TEXT EXTRACT.
Legendary jazz bassist Gary Peacock dies aged 85

Gary Peacock performing in San Francisco, circa 1983
(Image credit: Tom Copi/Michael Ochs Archives/Getty Images)

Gary Peacock, the legendary jazz bass player who performed on recordings alongside Albert Ayler, Bill Evans, Keith Jarrett, Tony Williams and many others, has died at the age of 85.

Peacock’s family confirmed in a statement to NPR that he died peacefully on September 4 at his upstate New York home. No cause of death has been revealed.

Peacock was born in Burley, Idaho on May 12, 1935, and grew up in Yakima, Washington. By high school he was playing trumpet, piano and drums, and after graduation attended the Westlake College of Music in Los Angeles before being drafted into the Army. While stationed in Germany he played drums in a jazz trio, but was convinced to switch over to bass after the group’s bassist left.

“There weren’t any bass players,” Peacock recalled in an interview with Westword. “So I said, ‘Okay.’ The instrument felt natural. It just turned out to be a recognition, like, ‘Oh, this is it. This is good.’ ”

From there, he told Arts Fuse, “I seemed to progress pretty rapidly in a very short time. And since I was stationed in Germany and there weren’t any bass players anywhere, it allowed me to be available to play sessions with different people in Frankfurt and the surrounding areas.”

Peacock continued to play around Germany after being discharged, and then moved to LA, eventually playing with jazz figureheads like Barney Kessel, Art Pepper and Bud Shank, before relocating to New York in the ’60s.

(Dataset rows)
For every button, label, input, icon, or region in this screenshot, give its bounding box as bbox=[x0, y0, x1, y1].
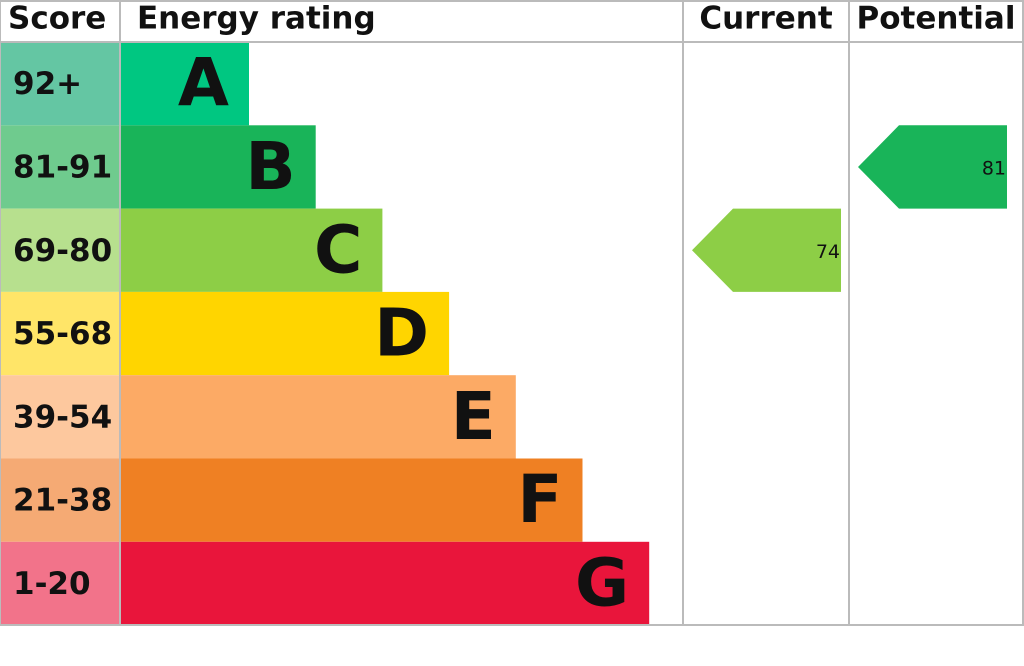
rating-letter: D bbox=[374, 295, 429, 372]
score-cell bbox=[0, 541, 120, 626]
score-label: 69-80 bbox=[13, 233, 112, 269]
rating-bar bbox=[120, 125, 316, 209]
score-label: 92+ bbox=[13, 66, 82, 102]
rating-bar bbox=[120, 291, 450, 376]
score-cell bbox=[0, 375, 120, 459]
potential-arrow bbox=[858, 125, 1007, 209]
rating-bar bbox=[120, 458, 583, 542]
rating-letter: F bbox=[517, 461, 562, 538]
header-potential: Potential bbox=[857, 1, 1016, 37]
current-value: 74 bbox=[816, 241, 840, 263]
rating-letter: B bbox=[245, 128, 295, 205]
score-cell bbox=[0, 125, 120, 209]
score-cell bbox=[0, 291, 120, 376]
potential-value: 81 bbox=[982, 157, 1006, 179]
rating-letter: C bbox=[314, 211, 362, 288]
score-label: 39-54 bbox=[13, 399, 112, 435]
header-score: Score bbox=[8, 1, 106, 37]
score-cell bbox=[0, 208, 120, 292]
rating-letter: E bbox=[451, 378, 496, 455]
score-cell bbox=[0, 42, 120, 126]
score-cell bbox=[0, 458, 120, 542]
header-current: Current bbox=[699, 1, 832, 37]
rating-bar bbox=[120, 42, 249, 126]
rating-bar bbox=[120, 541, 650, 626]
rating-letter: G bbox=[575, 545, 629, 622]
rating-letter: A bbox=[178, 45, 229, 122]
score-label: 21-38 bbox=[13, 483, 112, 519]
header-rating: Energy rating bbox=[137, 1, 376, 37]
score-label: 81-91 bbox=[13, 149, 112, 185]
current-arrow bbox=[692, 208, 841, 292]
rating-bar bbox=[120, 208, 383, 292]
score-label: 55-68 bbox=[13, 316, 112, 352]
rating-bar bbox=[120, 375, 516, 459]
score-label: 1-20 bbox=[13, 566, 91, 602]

COMPLETE THE FOLLOWING.
**1.** Extract the passage of the Gary Peacock article starting at "Legendary jazz bassist" and ending at "has been revealed.".
**2.** Copy the lines of the listing starting at the line that contains "rating-letter: D bbox=[374, 295, 429, 372]" and ending at the line that contains "score-cell bbox=[0, 291, 120, 376]", with both of those lines included.

OUTPUTS IN ORDER.
**1.**
Legendary jazz bassist Gary Peacock dies aged 85

Gary Peacock performing in San Francisco, circa 1983
(Image credit: Tom Copi/Michael Ochs Archives/Getty Images)

Gary Peacock, the legendary jazz bass player who performed on recordings alongside Albert Ayler, Bill Evans, Keith Jarrett, Tony Williams and many others, has died at the age of 85.

Peacock’s family confirmed in a statement to NPR that he died peacefully on September 4 at his upstate New York home. No cause of death has been revealed.

**2.**
rating-letter: D bbox=[374, 295, 429, 372]
score-cell bbox=[0, 541, 120, 626]
score-label: 69-80 bbox=[13, 233, 112, 269]
rating-bar bbox=[120, 125, 316, 209]
score-label: 92+ bbox=[13, 66, 82, 102]
rating-bar bbox=[120, 291, 450, 376]
score-cell bbox=[0, 375, 120, 459]
potential-arrow bbox=[858, 125, 1007, 209]
rating-bar bbox=[120, 458, 583, 542]
rating-letter: F bbox=[517, 461, 562, 538]
header-potential: Potential bbox=[857, 1, 1016, 37]
current-value: 74 bbox=[816, 241, 840, 263]
rating-letter: B bbox=[245, 128, 295, 205]
score-cell bbox=[0, 125, 120, 209]
score-cell bbox=[0, 291, 120, 376]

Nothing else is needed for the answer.